(Given exercise): Copy all the entries below exactly, but not the pictures.

(Exercise materials):
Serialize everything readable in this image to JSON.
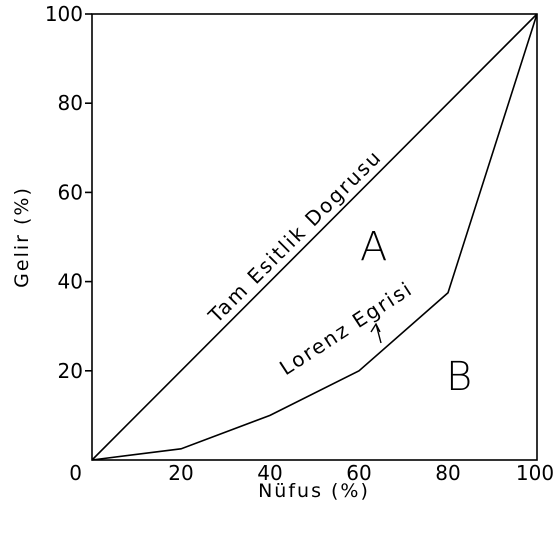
{
  "chart_data": {
    "type": "line",
    "xlabel": "Nüfus (%)",
    "ylabel": "Gelir (%)",
    "xlim": [
      0,
      100
    ],
    "ylim": [
      0,
      100
    ],
    "xticks": [
      "0",
      "20",
      "40",
      "60",
      "80",
      "100"
    ],
    "yticks": [
      "20",
      "40",
      "60",
      "80",
      "100"
    ],
    "grid": false,
    "series": [
      {
        "name": "Tam Esitlik Dogrusu",
        "x": [
          0,
          100
        ],
        "y": [
          0,
          100
        ]
      },
      {
        "name": "Lorenz Egrisi",
        "x": [
          0,
          20,
          40,
          60,
          80,
          100
        ],
        "y": [
          0,
          2.5,
          10,
          20,
          37.5,
          100
        ]
      }
    ],
    "annotations": {
      "equality_label": "Tam Esitlik Dogrusu",
      "lorenz_label": "Lorenz Egrisi",
      "region_a": "A",
      "region_b": "B"
    }
  }
}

(Complete response):
Serialize everything readable in this image to JSON.
{
  "chart_data": {
    "type": "line",
    "xlabel": "Nüfus (%)",
    "ylabel": "Gelir (%)",
    "xlim": [
      0,
      100
    ],
    "ylim": [
      0,
      100
    ],
    "xticks": [
      "0",
      "20",
      "40",
      "60",
      "80",
      "100"
    ],
    "yticks": [
      "20",
      "40",
      "60",
      "80",
      "100"
    ],
    "grid": false,
    "series": [
      {
        "name": "Tam Esitlik Dogrusu",
        "x": [
          0,
          100
        ],
        "y": [
          0,
          100
        ]
      },
      {
        "name": "Lorenz Egrisi",
        "x": [
          0,
          20,
          40,
          60,
          80,
          100
        ],
        "y": [
          0,
          2.5,
          10,
          20,
          37.5,
          100
        ]
      }
    ],
    "annotations": {
      "equality_label": "Tam Esitlik Dogrusu",
      "lorenz_label": "Lorenz Egrisi",
      "region_a": "A",
      "region_b": "B"
    }
  }
}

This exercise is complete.